Supplied entries -
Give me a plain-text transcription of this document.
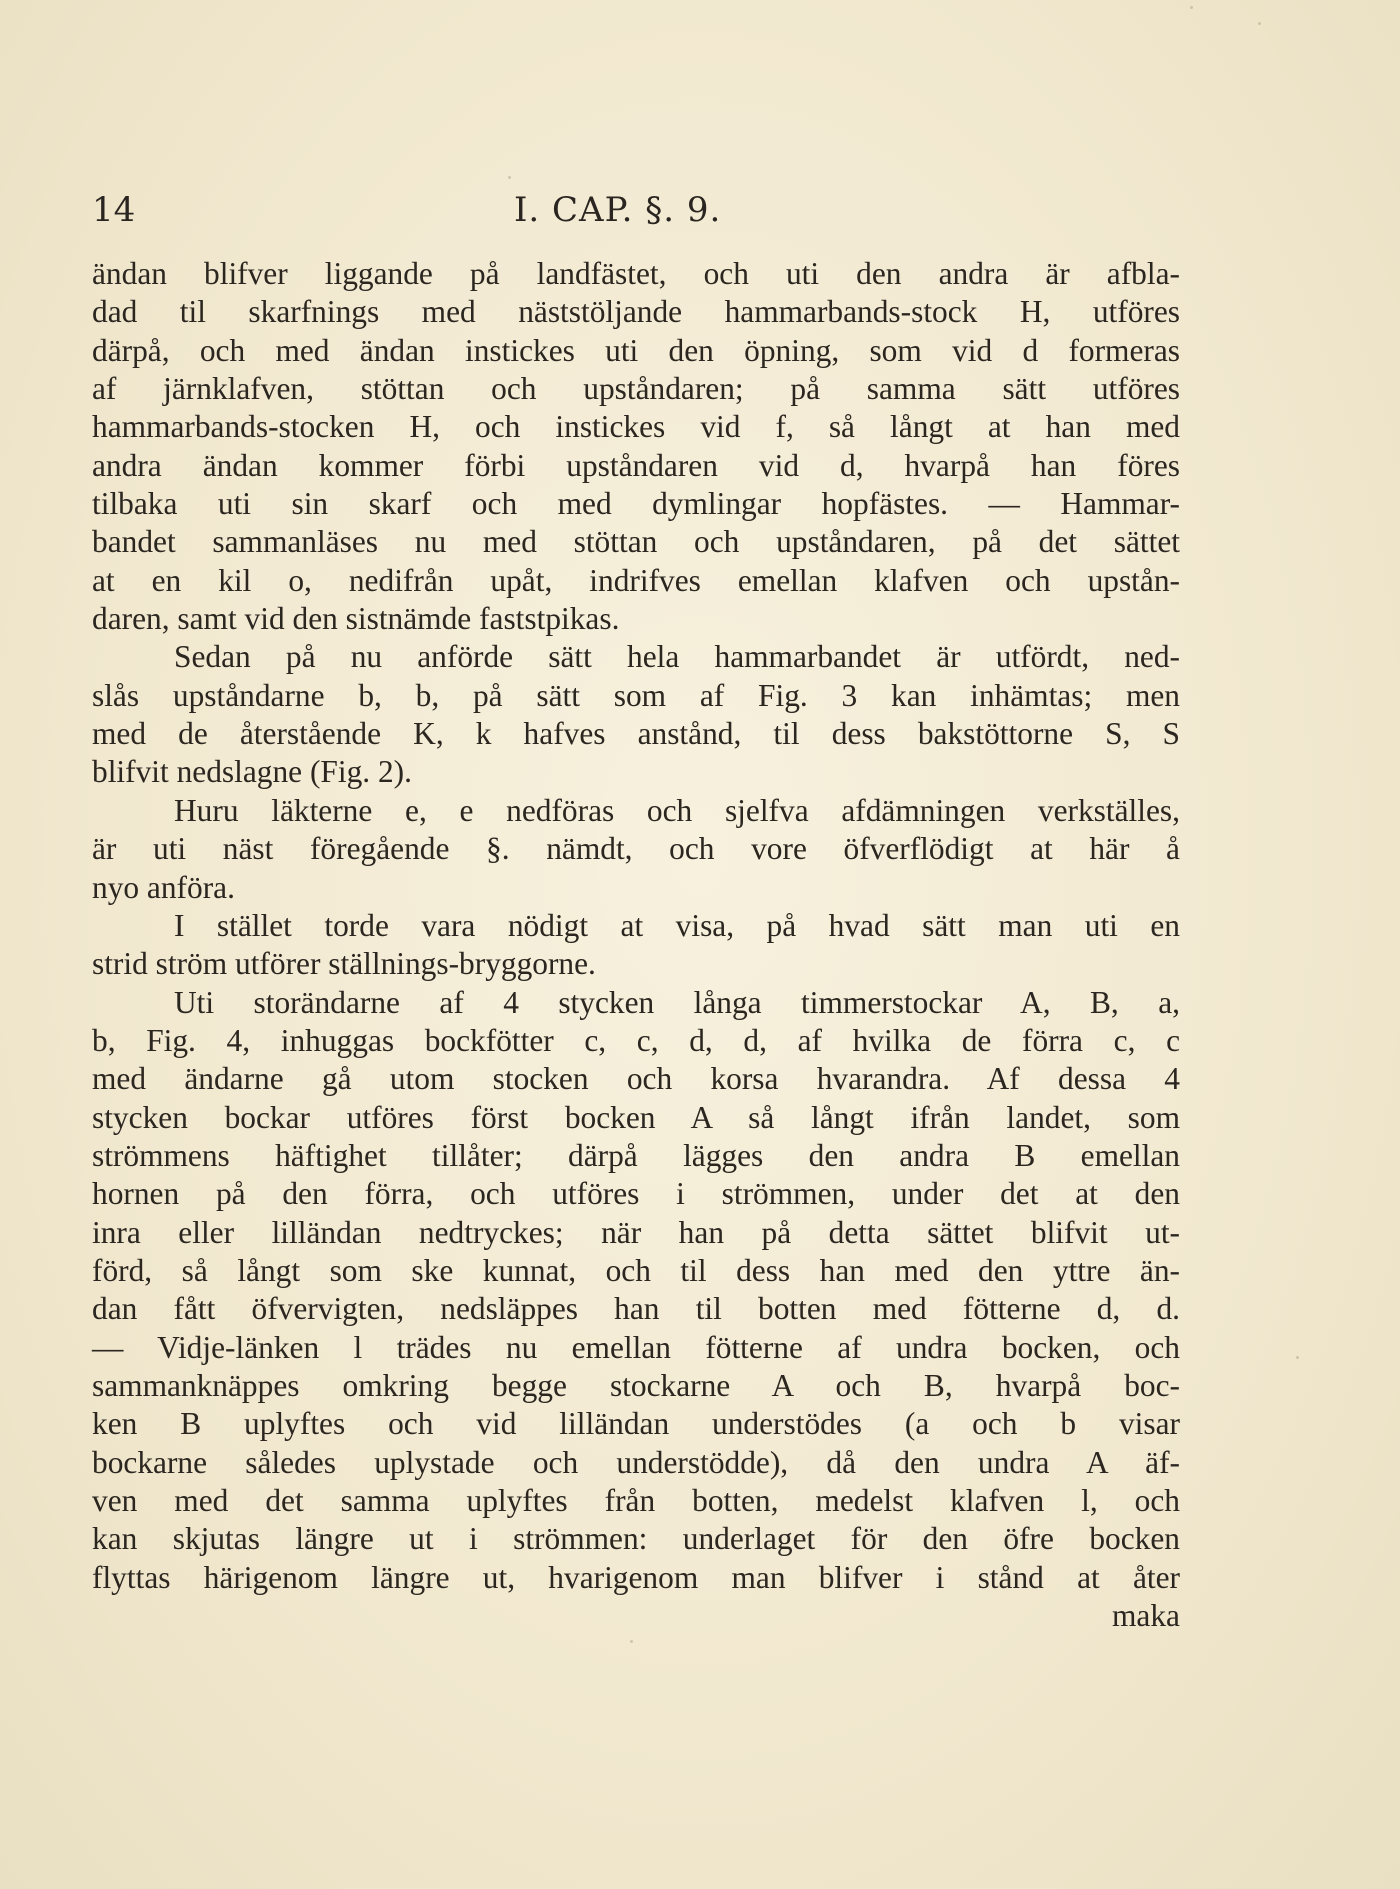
14	I. CAP. §. 9.
ändan blifver liggande på landfästet, och uti den andra är afbla-
dad til skarfnings med näststöljande hammarbands-stock H, utföres
därpå, och med ändan instickes uti den öpning, som vid d formeras
af järnklafven, stöttan och upståndaren; på samma sätt utföres
hammarbands-stocken H, och instickes vid f, så långt at han med
andra ändan kommer förbi upståndaren vid d, hvarpå han föres
tilbaka uti sin skarf och med dymlingar hopfästes. — Hammar-
bandet sammanläses nu med stöttan och upståndaren, på det sättet
at en kil o, nedifrån upåt, indrifves emellan klafven och upstån-
daren, samt vid den sistnämde faststpikas.
Sedan på nu anförde sätt hela hammarbandet är utfördt, ned-
slås upståndarne b, b, på sätt som af Fig. 3 kan inhämtas; men
med de återstående K, k hafves anstånd, til dess bakstöttorne S, S
blifvit nedslagne (Fig. 2).
Huru läkterne e, e nedföras och sjelfva afdämningen verkställes,
är uti näst föregående §. nämdt, och vore öfverflödigt at här å
nyo anföra.
I stället torde vara nödigt at visa, på hvad sätt man uti en
strid ström utförer ställnings-bryggorne.
Uti storändarne af 4 stycken långa timmerstockar A, B, a,
b, Fig. 4, inhuggas bockfötter c, c, d, d, af hvilka de förra c, c
med ändarne gå utom stocken och korsa hvarandra. Af dessa 4
stycken bockar utföres först bocken A så långt ifrån landet, som
strömmens häftighet tillåter; därpå lägges den andra B emellan
hornen på den förra, och utföres i strömmen, under det at den
inra eller lilländan nedtryckes; när han på detta sättet blifvit ut-
förd, så långt som ske kunnat, och til dess han med den yttre än-
dan fått öfvervigten, nedsläppes han til botten med fötterne d, d.
— Vidje-länken l trädes nu emellan fötterne af undra bocken, och
sammanknäppes omkring begge stockarne A och B, hvarpå boc-
ken B uplyftes och vid lilländan understödes (a och b visar
bockarne således uplystade och understödde), då den undra A äf-
ven med det samma uplyftes från botten, medelst klafven l, och
kan skjutas längre ut i strömmen: underlaget för den öfre bocken
flyttas härigenom längre ut, hvarigenom man blifver i stånd at åter
maka
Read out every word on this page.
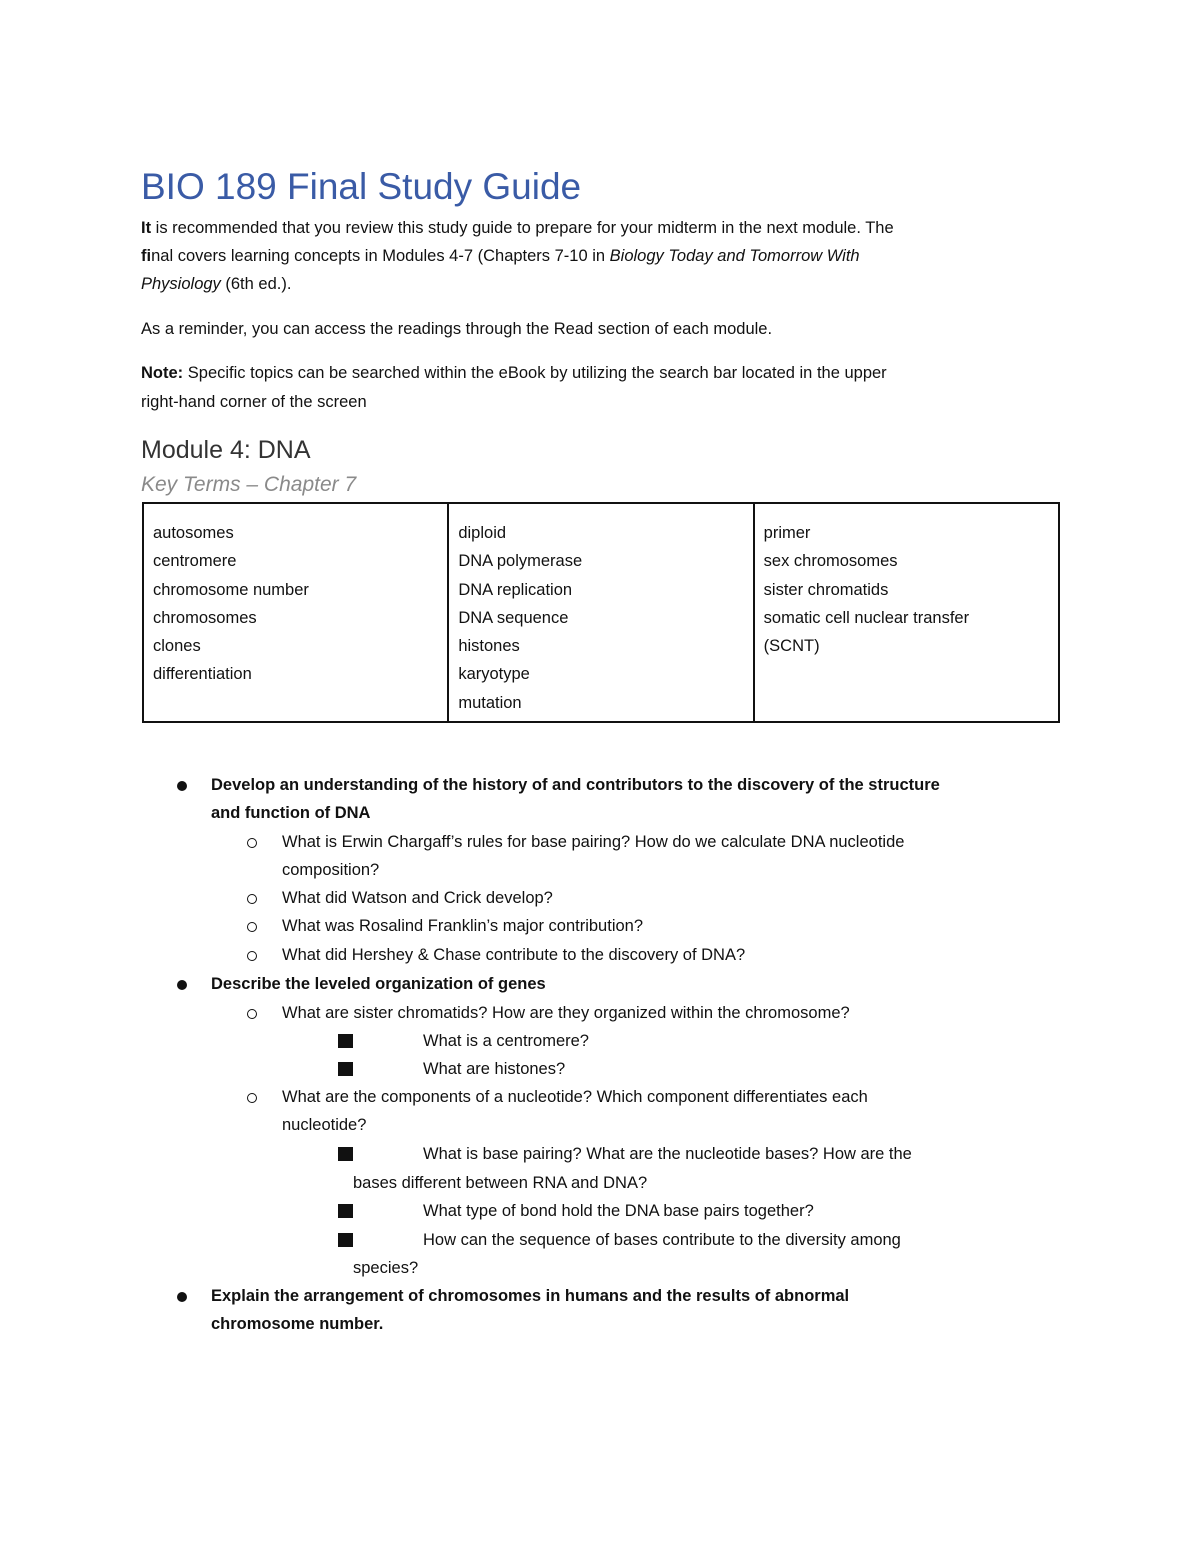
BIO 189 Final Study Guide
It is recommended that you review this study guide to prepare for your midterm in the next module. The
final covers learning concepts in Modules 4-7 (Chapters 7-10 in Biology Today and Tomorrow With
Physiology (6th ed.).
As a reminder, you can access the readings through the Read section of each module.
Note: Specific topics can be searched within the eBook by utilizing the search bar located in the upper
right-hand corner of the screen
Module 4: DNA
Key Terms – Chapter 7
autosomes
centromere
chromosome number
chromosomes
clones
differentiation

diploid
DNA polymerase
DNA replication
DNA sequence
histones
karyotype
mutation

primer
sex chromosomes
sister chromatids
somatic cell nuclear transfer
(SCNT)
Develop an understanding of the history of and contributors to the discovery of the structure
and function of DNA
What is Erwin Chargaff’s rules for base pairing? How do we calculate DNA nucleotide
composition?
What did Watson and Crick develop?
What was Rosalind Franklin’s major contribution?
What did Hershey & Chase contribute to the discovery of DNA?
Describe the leveled organization of genes
What are sister chromatids? How are they organized within the chromosome?
What is a centromere?
What are histones?
What are the components of a nucleotide? Which component differentiates each
nucleotide?
What is base pairing? What are the nucleotide bases? How are the
bases different between RNA and DNA?
What type of bond hold the DNA base pairs together?
How can the sequence of bases contribute to the diversity among
species?
Explain the arrangement of chromosomes in humans and the results of abnormal
chromosome number.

Assigned task -
Quote every record above exactly, leaving out any pictures.

Expected output -
Give me a plain-text transcription of this document.
14	I. CAP. §. 9.
ändan blifver liggande på landfästet, och uti den andra är afbla-
dad til skarfnings med näststöljande hammarbands-stock H, utföres
därpå, och med ändan instickes uti den öpning, som vid d formeras
af järnklafven, stöttan och upståndaren; på samma sätt utföres
hammarbands-stocken H, och instickes vid f, så långt at han med
andra ändan kommer förbi upståndaren vid d, hvarpå han föres
tilbaka uti sin skarf och med dymlingar hopfästes. — Hammar-
bandet sammanläses nu med stöttan och upståndaren, på det sättet
at en kil o, nedifrån upåt, indrifves emellan klafven och upstån-
daren, samt vid den sistnämde faststpikas.
Sedan på nu anförde sätt hela hammarbandet är utfördt, ned-
slås upståndarne b, b, på sätt som af Fig. 3 kan inhämtas; men
med de återstående K, k hafves anstånd, til dess bakstöttorne S, S
blifvit nedslagne (Fig. 2).
Huru läkterne e, e nedföras och sjelfva afdämningen verkställes,
är uti näst föregående §. nämdt, och vore öfverflödigt at här å
nyo anföra.
I stället torde vara nödigt at visa, på hvad sätt man uti en
strid ström utförer ställnings-bryggorne.
Uti storändarne af 4 stycken långa timmerstockar A, B, a,
b, Fig. 4, inhuggas bockfötter c, c, d, d, af hvilka de förra c, c
med ändarne gå utom stocken och korsa hvarandra. Af dessa 4
stycken bockar utföres först bocken A så långt ifrån landet, som
strömmens häftighet tillåter; därpå lägges den andra B emellan
hornen på den förra, och utföres i strömmen, under det at den
inra eller lilländan nedtryckes; när han på detta sättet blifvit ut-
förd, så långt som ske kunnat, och til dess han med den yttre än-
dan fått öfvervigten, nedsläppes han til botten med fötterne d, d.
— Vidje-länken l trädes nu emellan fötterne af undra bocken, och
sammanknäppes omkring begge stockarne A och B, hvarpå boc-
ken B uplyftes och vid lilländan understödes (a och b visar
bockarne således uplystade och understödde), då den undra A äf-
ven med det samma uplyftes från botten, medelst klafven l, och
kan skjutas längre ut i strömmen: underlaget för den öfre bocken
flyttas härigenom längre ut, hvarigenom man blifver i stånd at åter
maka
Read out every word on this page.
BIO 189 Final Study Guide
It is recommended that you review this study guide to prepare for your midterm in the next module. The
final covers learning concepts in Modules 4-7 (Chapters 7-10 in Biology Today and Tomorrow With
Physiology (6th ed.).
As a reminder, you can access the readings through the Read section of each module.
Note: Specific topics can be searched within the eBook by utilizing the search bar located in the upper
right-hand corner of the screen
Module 4: DNA
Key Terms – Chapter 7
autosomes
centromere
chromosome number
chromosomes
clones
differentiation

diploid
DNA polymerase
DNA replication
DNA sequence
histones
karyotype
mutation

primer
sex chromosomes
sister chromatids
somatic cell nuclear transfer
(SCNT)
Develop an understanding of the history of and contributors to the discovery of the structure
and function of DNA
What is Erwin Chargaff’s rules for base pairing? How do we calculate DNA nucleotide
composition?
What did Watson and Crick develop?
What was Rosalind Franklin’s major contribution?
What did Hershey & Chase contribute to the discovery of DNA?
Describe the leveled organization of genes
What are sister chromatids? How are they organized within the chromosome?
What is a centromere?
What are histones?
What are the components of a nucleotide? Which component differentiates each
nucleotide?
What is base pairing? What are the nucleotide bases? How are the
bases different between RNA and DNA?
What type of bond hold the DNA base pairs together?
How can the sequence of bases contribute to the diversity among
species?
Explain the arrangement of chromosomes in humans and the results of abnormal
chromosome number.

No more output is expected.